> _Required task_
Will you output all of the data below exactly, omitting the images?

___ Data section ___

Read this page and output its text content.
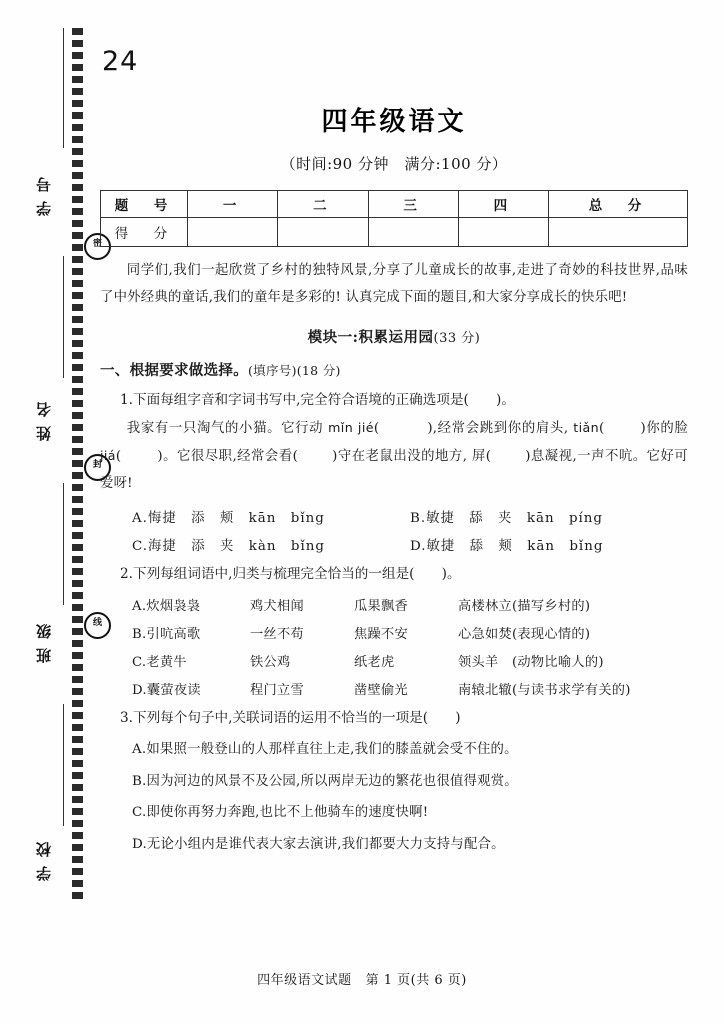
学号
密
姓名
封
班级	线
学校
24
四年级语文
（时间:90 分钟　满分:100 分）
题　号	一	二	三	四	总　分
得　分					
同学们,我们一起欣赏了乡村的独特风景,分享了儿童成长的故事,走进了奇妙的科技世界,品味了中外经典的童话,我们的童年是多彩的! 认真完成下面的题目,和大家分享成长的快乐吧!
模块一:积累运用园(33 分)
一、根据要求做选择。(填序号)(18 分)
1.下面每组字音和字词书写中,完全符合语境的正确选项是(　　)。
我家有一只淘气的小猫。它行动 mǐn jié(	),经常会跳到你的肩头, tiǎn(	)你的脸 jiá(	)。它很尽职,经常会看(	)守在老鼠出没的地方, 屏(	)息凝视,一声不吭。它好可爱呀!
A.悔捷　添　颊　kān　bǐng	B.敏捷　舔　夹　kān　píng
C.海捷　添　夹　kàn　bǐng	D.敏捷　舔　颊　kān　bǐng
2.下列每组词语中,归类与梳理完全恰当的一组是(　　)。
A.炊烟袅袅	鸡犬相闻	瓜果飘香	高楼林立(描写乡村的)
B.引吭高歌	一丝不苟	焦躁不安	心急如焚(表现心情的)
C.老黄牛	铁公鸡	纸老虎	领头羊　(动物比喻人的)
D.囊萤夜读	程门立雪	凿壁偷光	南辕北辙(与读书求学有关的)
3.下列每个句子中,关联词语的运用不恰当的一项是(　　)
A.如果照一般登山的人那样直往上走,我们的膝盖就会受不住的。
B.因为河边的风景不及公园,所以两岸无边的繁花也很值得观赏。
C.即使你再努力奔跑,也比不上他骑车的速度快啊!
D.无论小组内是谁代表大家去演讲,我们都要大力支持与配合。
四年级语文试题 第 1 页(共 6 页)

___

> _Written solution_
Read this page and output its text content.
学号
密
姓名
封
班级	线
学校
24
四年级语文
（时间:90 分钟　满分:100 分）
题　号	一	二	三	四	总　分
得　分					
同学们,我们一起欣赏了乡村的独特风景,分享了儿童成长的故事,走进了奇妙的科技世界,品味了中外经典的童话,我们的童年是多彩的! 认真完成下面的题目,和大家分享成长的快乐吧!
模块一:积累运用园(33 分)
一、根据要求做选择。(填序号)(18 分)
1.下面每组字音和字词书写中,完全符合语境的正确选项是(　　)。
我家有一只淘气的小猫。它行动 mǐn jié(	),经常会跳到你的肩头, tiǎn(	)你的脸 jiá(	)。它很尽职,经常会看(	)守在老鼠出没的地方, 屏(	)息凝视,一声不吭。它好可爱呀!
A.悔捷　添　颊　kān　bǐng	B.敏捷　舔　夹　kān　píng
C.海捷　添　夹　kàn　bǐng	D.敏捷　舔　颊　kān　bǐng
2.下列每组词语中,归类与梳理完全恰当的一组是(　　)。
A.炊烟袅袅	鸡犬相闻	瓜果飘香	高楼林立(描写乡村的)
B.引吭高歌	一丝不苟	焦躁不安	心急如焚(表现心情的)
C.老黄牛	铁公鸡	纸老虎	领头羊　(动物比喻人的)
D.囊萤夜读	程门立雪	凿壁偷光	南辕北辙(与读书求学有关的)
3.下列每个句子中,关联词语的运用不恰当的一项是(　　)
A.如果照一般登山的人那样直往上走,我们的膝盖就会受不住的。
B.因为河边的风景不及公园,所以两岸无边的繁花也很值得观赏。
C.即使你再努力奔跑,也比不上他骑车的速度快啊!
D.无论小组内是谁代表大家去演讲,我们都要大力支持与配合。
四年级语文试题 第 1 页(共 6 页)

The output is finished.